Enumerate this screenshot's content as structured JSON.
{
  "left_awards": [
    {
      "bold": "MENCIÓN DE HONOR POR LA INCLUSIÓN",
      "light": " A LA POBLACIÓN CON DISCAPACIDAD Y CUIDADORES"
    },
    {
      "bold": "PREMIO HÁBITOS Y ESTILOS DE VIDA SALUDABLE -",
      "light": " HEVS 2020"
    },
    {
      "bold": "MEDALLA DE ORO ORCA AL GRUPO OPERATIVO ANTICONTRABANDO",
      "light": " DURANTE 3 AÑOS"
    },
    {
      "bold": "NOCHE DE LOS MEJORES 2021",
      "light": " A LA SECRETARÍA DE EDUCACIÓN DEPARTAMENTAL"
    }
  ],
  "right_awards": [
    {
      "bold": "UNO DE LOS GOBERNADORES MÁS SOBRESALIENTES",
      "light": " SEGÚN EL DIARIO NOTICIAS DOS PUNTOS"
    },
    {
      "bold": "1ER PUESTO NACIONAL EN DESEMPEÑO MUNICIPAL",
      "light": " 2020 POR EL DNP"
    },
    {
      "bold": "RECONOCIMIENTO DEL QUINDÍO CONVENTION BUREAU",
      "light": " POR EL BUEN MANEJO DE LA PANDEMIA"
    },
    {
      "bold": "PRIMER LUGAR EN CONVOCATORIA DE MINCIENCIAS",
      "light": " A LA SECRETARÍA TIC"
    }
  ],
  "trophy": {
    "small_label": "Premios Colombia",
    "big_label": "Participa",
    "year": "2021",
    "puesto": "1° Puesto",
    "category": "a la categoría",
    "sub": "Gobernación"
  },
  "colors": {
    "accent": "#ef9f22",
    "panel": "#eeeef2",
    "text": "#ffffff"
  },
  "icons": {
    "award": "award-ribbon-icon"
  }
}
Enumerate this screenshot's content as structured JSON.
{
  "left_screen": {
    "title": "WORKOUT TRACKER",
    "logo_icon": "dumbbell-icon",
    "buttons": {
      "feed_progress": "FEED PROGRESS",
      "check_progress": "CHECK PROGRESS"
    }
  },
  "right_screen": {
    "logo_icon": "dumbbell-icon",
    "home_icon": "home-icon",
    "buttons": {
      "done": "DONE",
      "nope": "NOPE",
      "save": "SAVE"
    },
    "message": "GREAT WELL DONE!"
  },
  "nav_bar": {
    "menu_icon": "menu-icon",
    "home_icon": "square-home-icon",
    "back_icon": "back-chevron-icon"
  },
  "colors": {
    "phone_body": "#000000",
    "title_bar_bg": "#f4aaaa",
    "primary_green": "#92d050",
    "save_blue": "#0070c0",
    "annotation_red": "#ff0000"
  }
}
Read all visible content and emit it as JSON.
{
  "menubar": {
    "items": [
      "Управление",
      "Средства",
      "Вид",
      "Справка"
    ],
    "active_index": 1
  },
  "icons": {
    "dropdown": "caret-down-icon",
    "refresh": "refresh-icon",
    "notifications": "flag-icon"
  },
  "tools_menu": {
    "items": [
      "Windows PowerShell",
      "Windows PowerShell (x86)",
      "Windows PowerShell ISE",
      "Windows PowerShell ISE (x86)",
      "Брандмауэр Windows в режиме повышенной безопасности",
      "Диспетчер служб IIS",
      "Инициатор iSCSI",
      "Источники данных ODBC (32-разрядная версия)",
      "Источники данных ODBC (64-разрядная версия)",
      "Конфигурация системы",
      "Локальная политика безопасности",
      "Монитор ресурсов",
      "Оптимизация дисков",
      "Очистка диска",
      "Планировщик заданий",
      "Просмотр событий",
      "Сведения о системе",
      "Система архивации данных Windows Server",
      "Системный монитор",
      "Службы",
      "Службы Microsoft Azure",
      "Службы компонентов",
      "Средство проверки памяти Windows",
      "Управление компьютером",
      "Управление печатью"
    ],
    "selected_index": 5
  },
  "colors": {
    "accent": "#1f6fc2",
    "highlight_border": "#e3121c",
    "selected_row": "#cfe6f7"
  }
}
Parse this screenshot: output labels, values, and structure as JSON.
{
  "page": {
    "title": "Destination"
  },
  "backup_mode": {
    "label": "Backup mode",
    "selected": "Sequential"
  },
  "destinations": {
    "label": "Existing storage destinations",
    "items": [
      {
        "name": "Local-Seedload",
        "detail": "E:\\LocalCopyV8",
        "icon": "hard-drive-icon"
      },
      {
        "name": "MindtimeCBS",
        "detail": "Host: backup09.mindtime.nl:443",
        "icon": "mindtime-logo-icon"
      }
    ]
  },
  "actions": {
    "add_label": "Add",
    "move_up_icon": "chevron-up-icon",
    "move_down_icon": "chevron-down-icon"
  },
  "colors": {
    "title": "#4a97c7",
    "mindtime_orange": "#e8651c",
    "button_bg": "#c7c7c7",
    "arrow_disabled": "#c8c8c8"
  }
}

◇ ◇ ◇ ◇ ◇ ◇ ◇

Filter the records above for "PROGRESS" and copy every matching line.

• _WRITTEN REPLY_
      "feed_progress": "FEED PROGRESS",
      "check_progress": "CHECK PROGRESS"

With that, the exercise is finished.